--- Provided entries ---

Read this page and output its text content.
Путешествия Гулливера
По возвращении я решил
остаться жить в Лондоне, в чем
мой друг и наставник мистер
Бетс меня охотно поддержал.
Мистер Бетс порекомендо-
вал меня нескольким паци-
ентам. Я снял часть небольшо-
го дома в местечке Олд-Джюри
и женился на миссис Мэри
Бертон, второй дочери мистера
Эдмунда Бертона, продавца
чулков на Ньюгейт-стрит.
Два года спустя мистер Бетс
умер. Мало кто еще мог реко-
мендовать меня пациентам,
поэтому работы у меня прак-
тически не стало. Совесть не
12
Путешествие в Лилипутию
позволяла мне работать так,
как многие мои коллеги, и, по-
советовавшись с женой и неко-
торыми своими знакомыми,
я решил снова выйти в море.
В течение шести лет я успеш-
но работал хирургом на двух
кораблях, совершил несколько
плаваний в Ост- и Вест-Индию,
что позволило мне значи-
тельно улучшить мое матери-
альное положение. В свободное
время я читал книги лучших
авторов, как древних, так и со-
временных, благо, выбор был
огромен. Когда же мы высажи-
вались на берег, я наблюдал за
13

---

To be done :: Every entry in the listing must be retyped exactly.

Expected answer ::
Read this page and output its text content.
Путешествия Гулливера
По возвращении я решил
остаться жить в Лондоне, в чем
мой друг и наставник мистер
Бетс меня охотно поддержал.
Мистер Бетс порекомендо-
вал меня нескольким паци-
ентам. Я снял часть небольшо-
го дома в местечке Олд-Джюри
и женился на миссис Мэри
Бертон, второй дочери мистера
Эдмунда Бертона, продавца
чулков на Ньюгейт-стрит.
Два года спустя мистер Бетс
умер. Мало кто еще мог реко-
мендовать меня пациентам,
поэтому работы у меня прак-
тически не стало. Совесть не
12
Путешествие в Лилипутию
позволяла мне работать так,
как многие мои коллеги, и, по-
советовавшись с женой и неко-
торыми своими знакомыми,
я решил снова выйти в море.
В течение шести лет я успеш-
но работал хирургом на двух
кораблях, совершил несколько
плаваний в Ост- и Вест-Индию,
что позволило мне значи-
тельно улучшить мое матери-
альное положение. В свободное
время я читал книги лучших
авторов, как древних, так и со-
временных, благо, выбор был
огромен. Когда же мы высажи-
вались на берег, я наблюдал за
13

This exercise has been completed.